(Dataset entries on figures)
- - - - -

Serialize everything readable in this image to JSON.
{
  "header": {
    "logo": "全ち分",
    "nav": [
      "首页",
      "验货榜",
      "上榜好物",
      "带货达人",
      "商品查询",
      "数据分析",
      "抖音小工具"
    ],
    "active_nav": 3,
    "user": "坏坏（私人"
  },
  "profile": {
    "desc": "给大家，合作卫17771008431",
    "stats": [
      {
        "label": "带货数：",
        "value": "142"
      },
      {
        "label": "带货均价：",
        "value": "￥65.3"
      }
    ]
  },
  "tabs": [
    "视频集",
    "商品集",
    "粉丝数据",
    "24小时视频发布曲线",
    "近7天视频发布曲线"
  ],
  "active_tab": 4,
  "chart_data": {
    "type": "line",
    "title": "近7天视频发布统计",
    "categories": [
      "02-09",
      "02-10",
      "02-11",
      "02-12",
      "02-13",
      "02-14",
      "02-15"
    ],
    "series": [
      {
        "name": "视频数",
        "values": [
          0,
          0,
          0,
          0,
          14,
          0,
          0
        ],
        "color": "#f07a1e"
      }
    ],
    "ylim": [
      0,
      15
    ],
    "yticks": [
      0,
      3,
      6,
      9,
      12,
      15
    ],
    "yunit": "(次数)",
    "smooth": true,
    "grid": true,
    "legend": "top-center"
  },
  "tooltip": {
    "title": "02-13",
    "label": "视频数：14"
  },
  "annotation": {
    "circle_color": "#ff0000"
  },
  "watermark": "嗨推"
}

- - - - -

- **SET TASK**
Go through the listing above and restate it word for word.

- **THE OUTPUT**
Serialize everything readable in this image to JSON.
{
  "header": {
    "logo": "全ち分",
    "nav": [
      "首页",
      "验货榜",
      "上榜好物",
      "带货达人",
      "商品查询",
      "数据分析",
      "抖音小工具"
    ],
    "active_nav": 3,
    "user": "坏坏（私人"
  },
  "profile": {
    "desc": "给大家，合作卫17771008431",
    "stats": [
      {
        "label": "带货数：",
        "value": "142"
      },
      {
        "label": "带货均价：",
        "value": "￥65.3"
      }
    ]
  },
  "tabs": [
    "视频集",
    "商品集",
    "粉丝数据",
    "24小时视频发布曲线",
    "近7天视频发布曲线"
  ],
  "active_tab": 4,
  "chart_data": {
    "type": "line",
    "title": "近7天视频发布统计",
    "categories": [
      "02-09",
      "02-10",
      "02-11",
      "02-12",
      "02-13",
      "02-14",
      "02-15"
    ],
    "series": [
      {
        "name": "视频数",
        "values": [
          0,
          0,
          0,
          0,
          14,
          0,
          0
        ],
        "color": "#f07a1e"
      }
    ],
    "ylim": [
      0,
      15
    ],
    "yticks": [
      0,
      3,
      6,
      9,
      12,
      15
    ],
    "yunit": "(次数)",
    "smooth": true,
    "grid": true,
    "legend": "top-center"
  },
  "tooltip": {
    "title": "02-13",
    "label": "视频数：14"
  },
  "annotation": {
    "circle_color": "#ff0000"
  },
  "watermark": "嗨推"
}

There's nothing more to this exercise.